● **Instruction**:
Determine how many lines below hold the string "DOSE". Reply with the number alone.

Part of a data file
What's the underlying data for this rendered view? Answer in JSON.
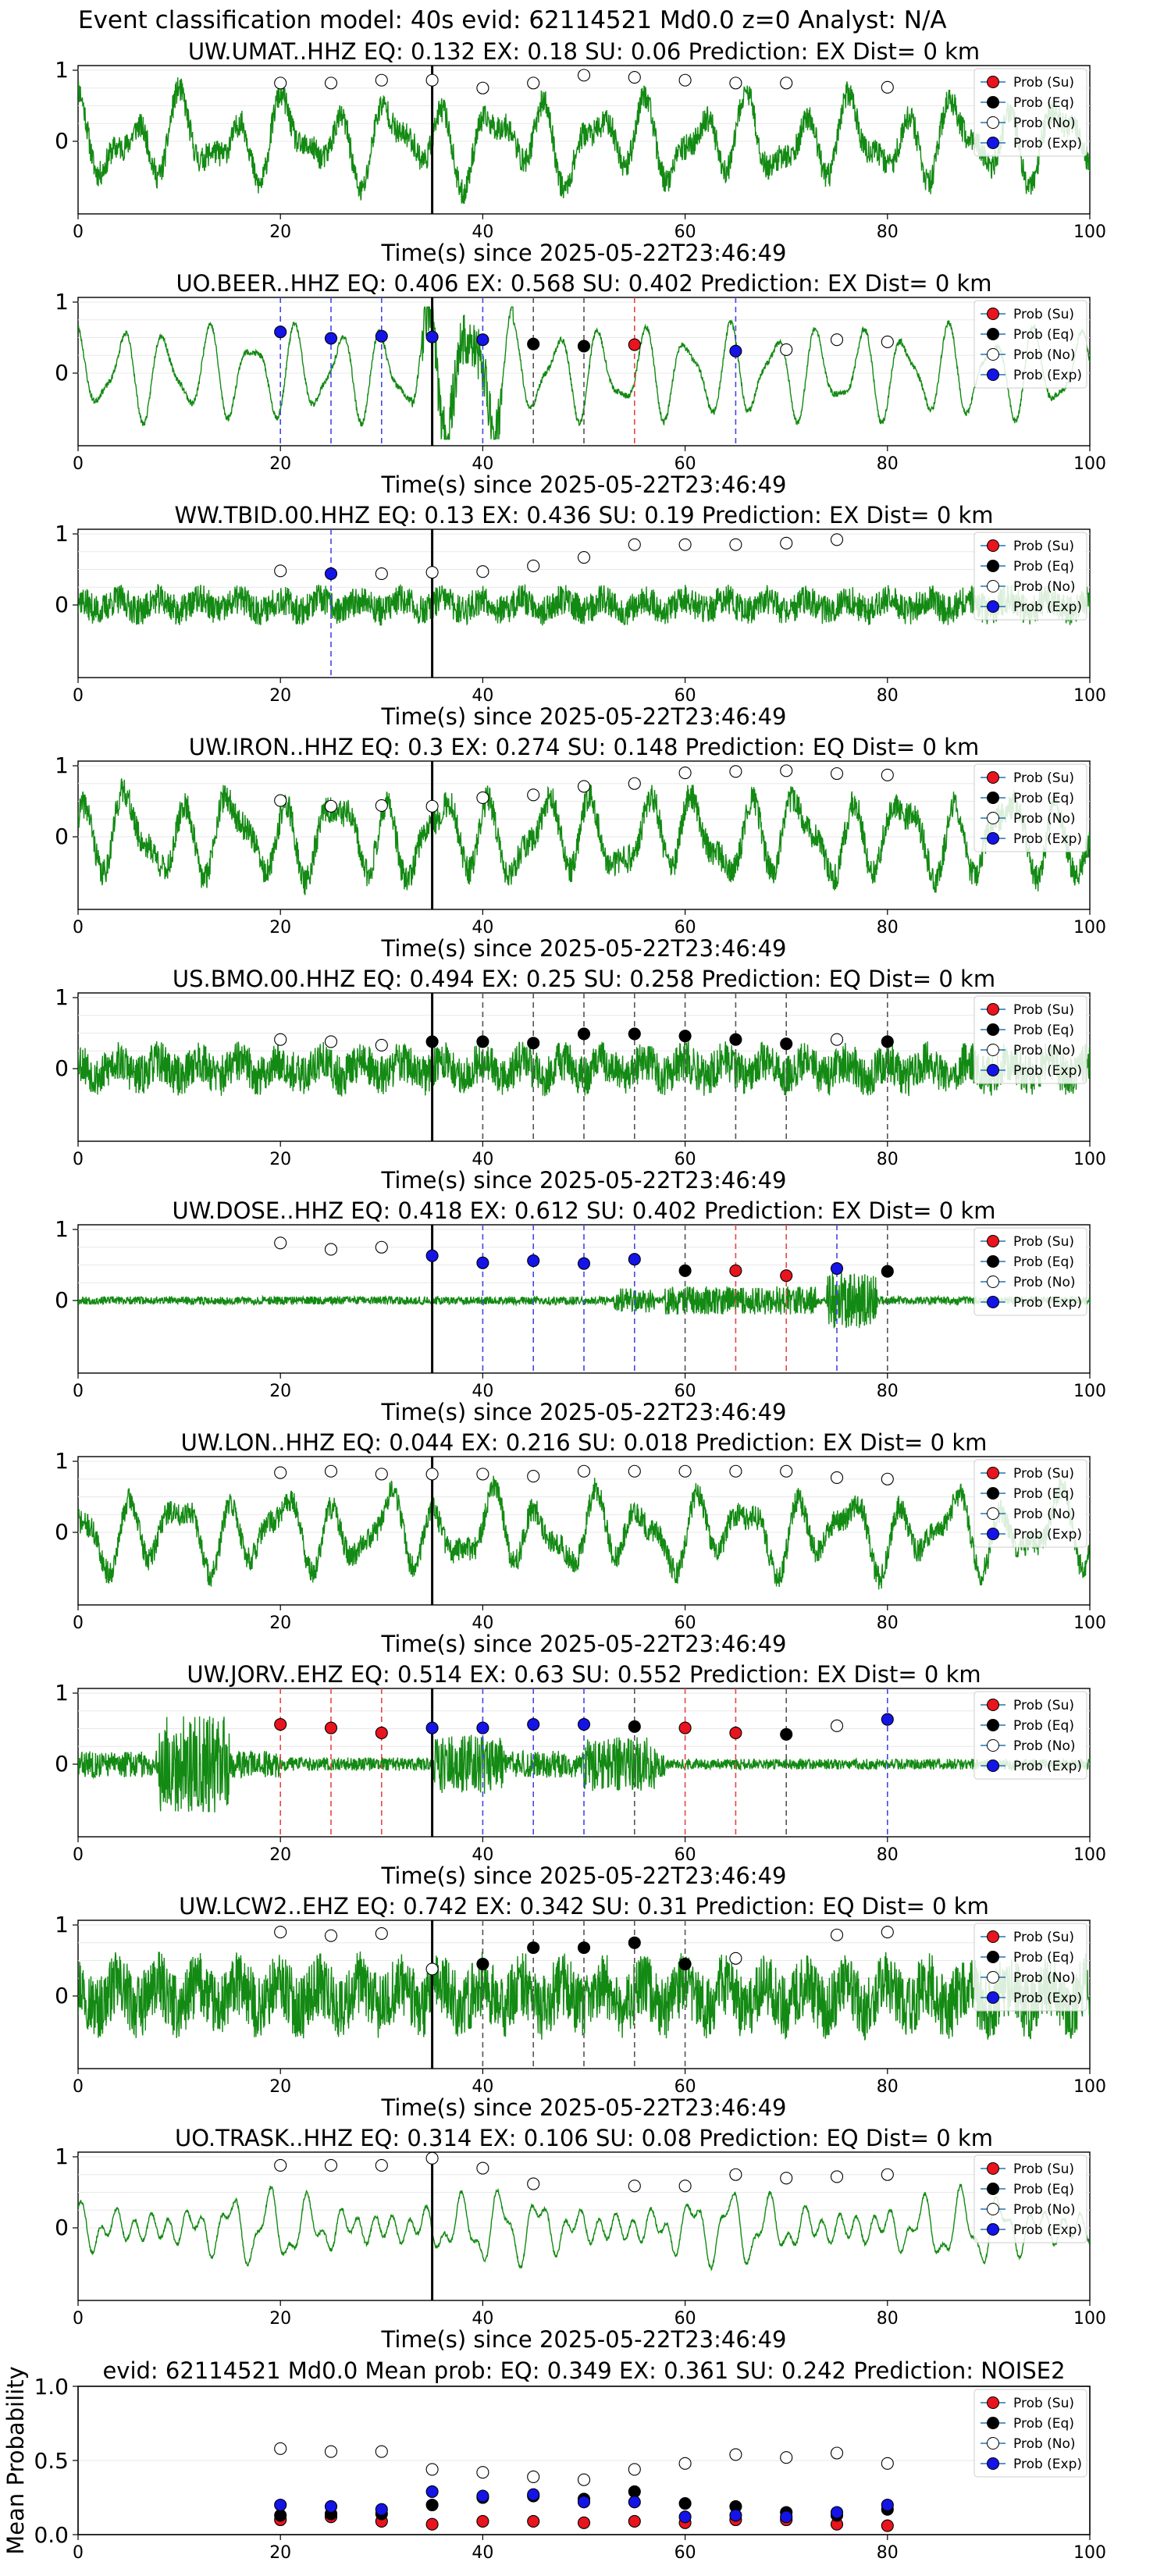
{
  "figure": {
    "suptitle": "Event classification model: 40s evid: 62114521 Md0.0 z=0 Analyst: N/A",
    "xlabel": "Time(s) since 2025-05-22T23:46:49"
  },
  "legend": {
    "entries": [
      {
        "label": "Prob (Su)",
        "color": "#e8141e"
      },
      {
        "label": "Prob (Eq)",
        "color": "#000000"
      },
      {
        "label": "Prob (No)",
        "color": "#ffffff"
      },
      {
        "label": "Prob (Exp)",
        "color": "#1414e6"
      }
    ]
  },
  "colors": {
    "waveform": "#138a13",
    "su": "#e8141e",
    "eq": "#000000",
    "no": "#ffffff",
    "exp": "#1414e6",
    "vline_su": "#e64646",
    "vline_eq": "#555555",
    "vline_exp": "#4646e6"
  },
  "chart_data": [
    {
      "type": "line",
      "station": "UW.UMAT..HHZ",
      "title": "UW.UMAT..HHZ   EQ: 0.132  EX: 0.18  SU: 0.06   Prediction: EX    Dist= 0 km",
      "xlim": [
        0,
        100
      ],
      "x_ticks": [
        0,
        20,
        40,
        60,
        80,
        100
      ],
      "y_ticks": [
        0,
        1
      ],
      "arrival_time": 35,
      "waveform": {
        "style": "lowfreq",
        "amp": 0.7,
        "seed": 11
      },
      "points": [
        [
          20,
          "no",
          0.82
        ],
        [
          25,
          "no",
          0.82
        ],
        [
          30,
          "no",
          0.86
        ],
        [
          35,
          "no",
          0.86
        ],
        [
          40,
          "no",
          0.75
        ],
        [
          45,
          "no",
          0.82
        ],
        [
          50,
          "no",
          0.93
        ],
        [
          55,
          "no",
          0.9
        ],
        [
          60,
          "no",
          0.86
        ],
        [
          65,
          "no",
          0.82
        ],
        [
          70,
          "no",
          0.82
        ],
        [
          80,
          "no",
          0.76
        ]
      ]
    },
    {
      "type": "line",
      "station": "UO.BEER..HHZ",
      "title": "UO.BEER..HHZ   EQ: 0.406  EX: 0.568  SU: 0.402   Prediction: EX    Dist= 0 km",
      "xlim": [
        0,
        100
      ],
      "x_ticks": [
        0,
        20,
        40,
        60,
        80,
        100
      ],
      "y_ticks": [
        0,
        1
      ],
      "arrival_time": 35,
      "waveform": {
        "style": "sinusoid",
        "amp": 0.75,
        "seed": 23
      },
      "points": [
        [
          20,
          "exp",
          0.58
        ],
        [
          25,
          "exp",
          0.49
        ],
        [
          30,
          "exp",
          0.52
        ],
        [
          35,
          "exp",
          0.51
        ],
        [
          40,
          "exp",
          0.47
        ],
        [
          45,
          "eq",
          0.41
        ],
        [
          50,
          "eq",
          0.38
        ],
        [
          55,
          "su",
          0.4
        ],
        [
          65,
          "exp",
          0.31
        ],
        [
          70,
          "no",
          0.33
        ],
        [
          75,
          "no",
          0.47
        ],
        [
          80,
          "no",
          0.44
        ]
      ]
    },
    {
      "type": "line",
      "station": "WW.TBID.00.HHZ",
      "title": "WW.TBID.00.HHZ   EQ: 0.13  EX: 0.436  SU: 0.19   Prediction: EX    Dist= 0 km",
      "xlim": [
        0,
        100
      ],
      "x_ticks": [
        0,
        20,
        40,
        60,
        80,
        100
      ],
      "y_ticks": [
        0,
        1
      ],
      "arrival_time": 35,
      "waveform": {
        "style": "noise",
        "amp": 0.28,
        "seed": 37
      },
      "points": [
        [
          20,
          "no",
          0.48
        ],
        [
          25,
          "exp",
          0.44
        ],
        [
          30,
          "no",
          0.44
        ],
        [
          35,
          "no",
          0.46
        ],
        [
          40,
          "no",
          0.47
        ],
        [
          45,
          "no",
          0.55
        ],
        [
          50,
          "no",
          0.67
        ],
        [
          55,
          "no",
          0.85
        ],
        [
          60,
          "no",
          0.85
        ],
        [
          65,
          "no",
          0.85
        ],
        [
          70,
          "no",
          0.87
        ],
        [
          75,
          "no",
          0.92
        ]
      ]
    },
    {
      "type": "line",
      "station": "UW.IRON..HHZ",
      "title": "UW.IRON..HHZ   EQ: 0.3  EX: 0.274  SU: 0.148   Prediction: EQ    Dist= 0 km",
      "xlim": [
        0,
        100
      ],
      "x_ticks": [
        0,
        20,
        40,
        60,
        80,
        100
      ],
      "y_ticks": [
        0,
        1
      ],
      "arrival_time": 35,
      "waveform": {
        "style": "lowfreq",
        "amp": 0.75,
        "seed": 41
      },
      "points": [
        [
          20,
          "no",
          0.51
        ],
        [
          25,
          "no",
          0.43
        ],
        [
          30,
          "no",
          0.44
        ],
        [
          35,
          "no",
          0.43
        ],
        [
          40,
          "no",
          0.55
        ],
        [
          45,
          "no",
          0.59
        ],
        [
          50,
          "no",
          0.71
        ],
        [
          55,
          "no",
          0.75
        ],
        [
          60,
          "no",
          0.9
        ],
        [
          65,
          "no",
          0.92
        ],
        [
          70,
          "no",
          0.93
        ],
        [
          75,
          "no",
          0.89
        ],
        [
          80,
          "no",
          0.87
        ]
      ]
    },
    {
      "type": "line",
      "station": "US.BMO.00.HHZ",
      "title": "US.BMO.00.HHZ   EQ: 0.494  EX: 0.25  SU: 0.258   Prediction: EQ    Dist= 0 km",
      "xlim": [
        0,
        100
      ],
      "x_ticks": [
        0,
        20,
        40,
        60,
        80,
        100
      ],
      "y_ticks": [
        0,
        1
      ],
      "arrival_time": 35,
      "waveform": {
        "style": "noise",
        "amp": 0.38,
        "seed": 53
      },
      "points": [
        [
          20,
          "no",
          0.41
        ],
        [
          25,
          "no",
          0.38
        ],
        [
          30,
          "no",
          0.33
        ],
        [
          35,
          "eq",
          0.38
        ],
        [
          40,
          "eq",
          0.38
        ],
        [
          45,
          "eq",
          0.36
        ],
        [
          50,
          "eq",
          0.49
        ],
        [
          55,
          "eq",
          0.49
        ],
        [
          60,
          "eq",
          0.46
        ],
        [
          65,
          "eq",
          0.41
        ],
        [
          70,
          "eq",
          0.35
        ],
        [
          75,
          "no",
          0.41
        ],
        [
          80,
          "eq",
          0.38
        ]
      ]
    },
    {
      "type": "line",
      "station": "UW.DOSE..HHZ",
      "title": "UW.DOSE..HHZ   EQ: 0.418  EX: 0.612  SU: 0.402   Prediction: EX    Dist= 0 km",
      "xlim": [
        0,
        100
      ],
      "x_ticks": [
        0,
        20,
        40,
        60,
        80,
        100
      ],
      "y_ticks": [
        0,
        1
      ],
      "arrival_time": 35,
      "waveform": {
        "style": "quiet",
        "amp": 0.06,
        "seed": 67
      },
      "points": [
        [
          20,
          "no",
          0.81
        ],
        [
          25,
          "no",
          0.72
        ],
        [
          30,
          "no",
          0.75
        ],
        [
          35,
          "exp",
          0.63
        ],
        [
          40,
          "exp",
          0.53
        ],
        [
          45,
          "exp",
          0.56
        ],
        [
          50,
          "exp",
          0.52
        ],
        [
          55,
          "exp",
          0.58
        ],
        [
          60,
          "eq",
          0.42
        ],
        [
          65,
          "su",
          0.42
        ],
        [
          70,
          "su",
          0.35
        ],
        [
          75,
          "exp",
          0.45
        ],
        [
          80,
          "eq",
          0.41
        ]
      ]
    },
    {
      "type": "line",
      "station": "UW.LON..HHZ",
      "title": "UW.LON..HHZ   EQ: 0.044  EX: 0.216  SU: 0.018   Prediction: EX    Dist= 0 km",
      "xlim": [
        0,
        100
      ],
      "x_ticks": [
        0,
        20,
        40,
        60,
        80,
        100
      ],
      "y_ticks": [
        0,
        1
      ],
      "arrival_time": 35,
      "waveform": {
        "style": "lowfreq",
        "amp": 0.65,
        "seed": 71
      },
      "points": [
        [
          20,
          "no",
          0.84
        ],
        [
          25,
          "no",
          0.86
        ],
        [
          30,
          "no",
          0.82
        ],
        [
          35,
          "no",
          0.82
        ],
        [
          40,
          "no",
          0.82
        ],
        [
          45,
          "no",
          0.79
        ],
        [
          50,
          "no",
          0.86
        ],
        [
          55,
          "no",
          0.86
        ],
        [
          60,
          "no",
          0.86
        ],
        [
          65,
          "no",
          0.86
        ],
        [
          70,
          "no",
          0.86
        ],
        [
          75,
          "no",
          0.77
        ],
        [
          80,
          "no",
          0.75
        ]
      ]
    },
    {
      "type": "line",
      "station": "UW.JORV..EHZ",
      "title": "UW.JORV..EHZ   EQ: 0.514  EX: 0.63  SU: 0.552   Prediction: EX    Dist= 0 km",
      "xlim": [
        0,
        100
      ],
      "x_ticks": [
        0,
        20,
        40,
        60,
        80,
        100
      ],
      "y_ticks": [
        0,
        1
      ],
      "arrival_time": 35,
      "waveform": {
        "style": "jorv",
        "amp": 0.2,
        "seed": 83
      },
      "points": [
        [
          20,
          "su",
          0.56
        ],
        [
          25,
          "su",
          0.51
        ],
        [
          30,
          "su",
          0.44
        ],
        [
          35,
          "exp",
          0.51
        ],
        [
          40,
          "exp",
          0.51
        ],
        [
          45,
          "exp",
          0.56
        ],
        [
          50,
          "exp",
          0.56
        ],
        [
          55,
          "eq",
          0.53
        ],
        [
          60,
          "su",
          0.51
        ],
        [
          65,
          "su",
          0.44
        ],
        [
          70,
          "eq",
          0.42
        ],
        [
          75,
          "no",
          0.54
        ],
        [
          80,
          "exp",
          0.63
        ]
      ]
    },
    {
      "type": "line",
      "station": "UW.LCW2..EHZ",
      "title": "UW.LCW2..EHZ   EQ: 0.742  EX: 0.342  SU: 0.31   Prediction: EQ    Dist= 0 km",
      "xlim": [
        0,
        100
      ],
      "x_ticks": [
        0,
        20,
        40,
        60,
        80,
        100
      ],
      "y_ticks": [
        0,
        1
      ],
      "arrival_time": 35,
      "waveform": {
        "style": "noise",
        "amp": 0.6,
        "seed": 97
      },
      "points": [
        [
          20,
          "no",
          0.9
        ],
        [
          25,
          "no",
          0.85
        ],
        [
          30,
          "no",
          0.88
        ],
        [
          35,
          "no",
          0.38
        ],
        [
          40,
          "eq",
          0.45
        ],
        [
          45,
          "eq",
          0.68
        ],
        [
          50,
          "eq",
          0.68
        ],
        [
          55,
          "eq",
          0.75
        ],
        [
          60,
          "eq",
          0.45
        ],
        [
          65,
          "no",
          0.53
        ],
        [
          75,
          "no",
          0.86
        ],
        [
          80,
          "no",
          0.9
        ]
      ]
    },
    {
      "type": "line",
      "station": "UO.TRASK..HHZ",
      "title": "UO.TRASK..HHZ   EQ: 0.314  EX: 0.106  SU: 0.08   Prediction: EQ    Dist= 0 km",
      "xlim": [
        0,
        100
      ],
      "x_ticks": [
        0,
        20,
        40,
        60,
        80,
        100
      ],
      "y_ticks": [
        0,
        1
      ],
      "arrival_time": 35,
      "waveform": {
        "style": "trask",
        "amp": 0.7,
        "seed": 101
      },
      "points": [
        [
          20,
          "no",
          0.88
        ],
        [
          25,
          "no",
          0.88
        ],
        [
          30,
          "no",
          0.88
        ],
        [
          35,
          "no",
          0.98
        ],
        [
          40,
          "no",
          0.84
        ],
        [
          45,
          "no",
          0.62
        ],
        [
          55,
          "no",
          0.59
        ],
        [
          60,
          "no",
          0.59
        ],
        [
          65,
          "no",
          0.75
        ],
        [
          70,
          "no",
          0.7
        ],
        [
          75,
          "no",
          0.72
        ],
        [
          80,
          "no",
          0.75
        ]
      ]
    },
    {
      "type": "scatter",
      "station": "",
      "title": "evid: 62114521  Md0.0   Mean prob:   EQ: 0.349  EX: 0.361  SU: 0.242   Prediction: NOISE2",
      "ylabel": "Mean Probability",
      "xlim": [
        0,
        100
      ],
      "ylim": [
        0,
        1
      ],
      "x_ticks": [
        0,
        20,
        40,
        60,
        80,
        100
      ],
      "y_ticks": [
        0.0,
        0.5,
        1.0
      ],
      "y_tick_labels": [
        "0.0",
        "0.5",
        "1.0"
      ],
      "series": [
        {
          "name": "Prob (Su)",
          "key": "su",
          "x": [
            20,
            25,
            30,
            35,
            40,
            45,
            50,
            55,
            60,
            65,
            70,
            75,
            80
          ],
          "values": [
            0.1,
            0.12,
            0.09,
            0.07,
            0.09,
            0.09,
            0.08,
            0.09,
            0.08,
            0.1,
            0.1,
            0.07,
            0.06
          ]
        },
        {
          "name": "Prob (Eq)",
          "key": "eq",
          "x": [
            20,
            25,
            30,
            35,
            40,
            45,
            50,
            55,
            60,
            65,
            70,
            75,
            80
          ],
          "values": [
            0.13,
            0.14,
            0.14,
            0.2,
            0.25,
            0.26,
            0.24,
            0.29,
            0.21,
            0.19,
            0.15,
            0.13,
            0.17
          ]
        },
        {
          "name": "Prob (No)",
          "key": "no",
          "x": [
            20,
            25,
            30,
            35,
            40,
            45,
            50,
            55,
            60,
            65,
            70,
            75,
            80
          ],
          "values": [
            0.58,
            0.56,
            0.56,
            0.44,
            0.42,
            0.39,
            0.37,
            0.44,
            0.48,
            0.54,
            0.52,
            0.55,
            0.48
          ]
        },
        {
          "name": "Prob (Exp)",
          "key": "exp",
          "x": [
            20,
            25,
            30,
            35,
            40,
            45,
            50,
            55,
            60,
            65,
            70,
            75,
            80
          ],
          "values": [
            0.2,
            0.19,
            0.17,
            0.29,
            0.26,
            0.27,
            0.22,
            0.22,
            0.12,
            0.13,
            0.12,
            0.15,
            0.2
          ]
        }
      ]
    }
  ]
}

● **Solution**:
2